Extracted information:
(begin)

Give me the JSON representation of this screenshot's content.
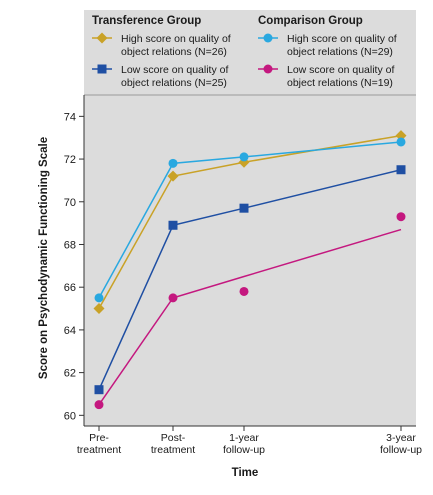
{
  "chart_data": {
    "type": "line",
    "title": "",
    "xlabel": "Time",
    "ylabel": "Score on Psychodynamic Functioning Scale",
    "ylim": [
      59.5,
      75
    ],
    "yticks": [
      60,
      62,
      64,
      66,
      68,
      70,
      72,
      74
    ],
    "grid": false,
    "legend_placement": "top",
    "categories": [
      "Pre-\ntreatment",
      "Post-\ntreatment",
      "1-year\nfollow-up",
      "3-year\nfollow-up"
    ],
    "x": [
      0,
      1.5,
      3,
      6
    ],
    "legend_groups": [
      {
        "title": "Transference Group",
        "series_indices": [
          0,
          1
        ]
      },
      {
        "title": "Comparison Group",
        "series_indices": [
          2,
          3
        ]
      }
    ],
    "series": [
      {
        "name": "High score on quality of\nobject relations (N=26)",
        "color": "#c9a227",
        "marker": "diamond",
        "line": "connect",
        "values": [
          65.0,
          71.2,
          71.85,
          73.1
        ]
      },
      {
        "name": "Low score on quality of\nobject relations (N=25)",
        "color": "#1f4fa3",
        "marker": "square",
        "line": "connect",
        "values": [
          61.2,
          68.9,
          69.7,
          71.5
        ]
      },
      {
        "name": "High score on quality of\nobject relations (N=29)",
        "color": "#29a8e0",
        "marker": "circle",
        "line": "connect",
        "values": [
          65.5,
          71.8,
          72.1,
          72.8
        ]
      },
      {
        "name": "Low score on quality of\nobject relations (N=19)",
        "color": "#c4187f",
        "marker": "circle",
        "line": "fit",
        "values": [
          60.5,
          65.5,
          65.8,
          69.3
        ],
        "fit_line": [
          60.5,
          65.5,
          66.5,
          68.7
        ]
      }
    ]
  }
}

(end)

Exercise:
Find every line in the listing that holds the string "marker", then say how many there are as a bare number.

Full solution:
4